## STATED PROBLEM:
Retype the records below exactly as they appear.
━━━━━━━━━━━━━━━━
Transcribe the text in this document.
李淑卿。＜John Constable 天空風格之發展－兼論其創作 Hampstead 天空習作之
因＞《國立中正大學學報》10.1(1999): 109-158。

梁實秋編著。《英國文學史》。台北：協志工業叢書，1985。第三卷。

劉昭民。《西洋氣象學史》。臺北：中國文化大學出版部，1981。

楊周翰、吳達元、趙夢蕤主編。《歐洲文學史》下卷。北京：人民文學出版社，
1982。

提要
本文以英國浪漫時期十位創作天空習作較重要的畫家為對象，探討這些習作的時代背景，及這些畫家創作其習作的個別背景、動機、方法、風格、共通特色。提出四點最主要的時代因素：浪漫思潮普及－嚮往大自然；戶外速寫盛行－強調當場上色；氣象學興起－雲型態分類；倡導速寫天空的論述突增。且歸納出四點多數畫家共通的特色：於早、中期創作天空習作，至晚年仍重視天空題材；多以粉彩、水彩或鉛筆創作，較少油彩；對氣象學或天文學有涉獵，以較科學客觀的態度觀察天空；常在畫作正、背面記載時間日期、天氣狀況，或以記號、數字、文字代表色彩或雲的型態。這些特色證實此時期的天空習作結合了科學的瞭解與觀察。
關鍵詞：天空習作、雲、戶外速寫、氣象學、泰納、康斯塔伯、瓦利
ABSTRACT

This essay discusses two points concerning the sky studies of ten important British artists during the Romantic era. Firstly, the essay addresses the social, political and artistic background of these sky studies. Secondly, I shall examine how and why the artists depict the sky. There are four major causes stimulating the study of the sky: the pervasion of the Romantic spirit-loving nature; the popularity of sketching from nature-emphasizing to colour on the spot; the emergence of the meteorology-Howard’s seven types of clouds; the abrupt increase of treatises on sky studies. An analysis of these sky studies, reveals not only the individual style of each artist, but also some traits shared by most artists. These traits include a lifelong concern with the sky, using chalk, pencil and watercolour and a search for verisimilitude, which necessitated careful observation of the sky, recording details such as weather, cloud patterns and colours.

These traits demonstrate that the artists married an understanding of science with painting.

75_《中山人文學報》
━━━━━━━━━━━━━━━━
## FULL RESPONSE:
Transcribe the text in this document.
李淑卿。＜John Constable 天空風格之發展－兼論其創作 Hampstead 天空習作之
因＞《國立中正大學學報》10.1(1999): 109-158。

梁實秋編著。《英國文學史》。台北：協志工業叢書，1985。第三卷。

劉昭民。《西洋氣象學史》。臺北：中國文化大學出版部，1981。

楊周翰、吳達元、趙夢蕤主編。《歐洲文學史》下卷。北京：人民文學出版社，
1982。

提要
本文以英國浪漫時期十位創作天空習作較重要的畫家為對象，探討這些習作的時代背景，及這些畫家創作其習作的個別背景、動機、方法、風格、共通特色。提出四點最主要的時代因素：浪漫思潮普及－嚮往大自然；戶外速寫盛行－強調當場上色；氣象學興起－雲型態分類；倡導速寫天空的論述突增。且歸納出四點多數畫家共通的特色：於早、中期創作天空習作，至晚年仍重視天空題材；多以粉彩、水彩或鉛筆創作，較少油彩；對氣象學或天文學有涉獵，以較科學客觀的態度觀察天空；常在畫作正、背面記載時間日期、天氣狀況，或以記號、數字、文字代表色彩或雲的型態。這些特色證實此時期的天空習作結合了科學的瞭解與觀察。
關鍵詞：天空習作、雲、戶外速寫、氣象學、泰納、康斯塔伯、瓦利
ABSTRACT

This essay discusses two points concerning the sky studies of ten important British artists during the Romantic era. Firstly, the essay addresses the social, political and artistic background of these sky studies. Secondly, I shall examine how and why the artists depict the sky. There are four major causes stimulating the study of the sky: the pervasion of the Romantic spirit-loving nature; the popularity of sketching from nature-emphasizing to colour on the spot; the emergence of the meteorology-Howard’s seven types of clouds; the abrupt increase of treatises on sky studies. An analysis of these sky studies, reveals not only the individual style of each artist, but also some traits shared by most artists. These traits include a lifelong concern with the sky, using chalk, pencil and watercolour and a search for verisimilitude, which necessitated careful observation of the sky, recording details such as weather, cloud patterns and colours.

These traits demonstrate that the artists married an understanding of science with painting.

75_《中山人文學報》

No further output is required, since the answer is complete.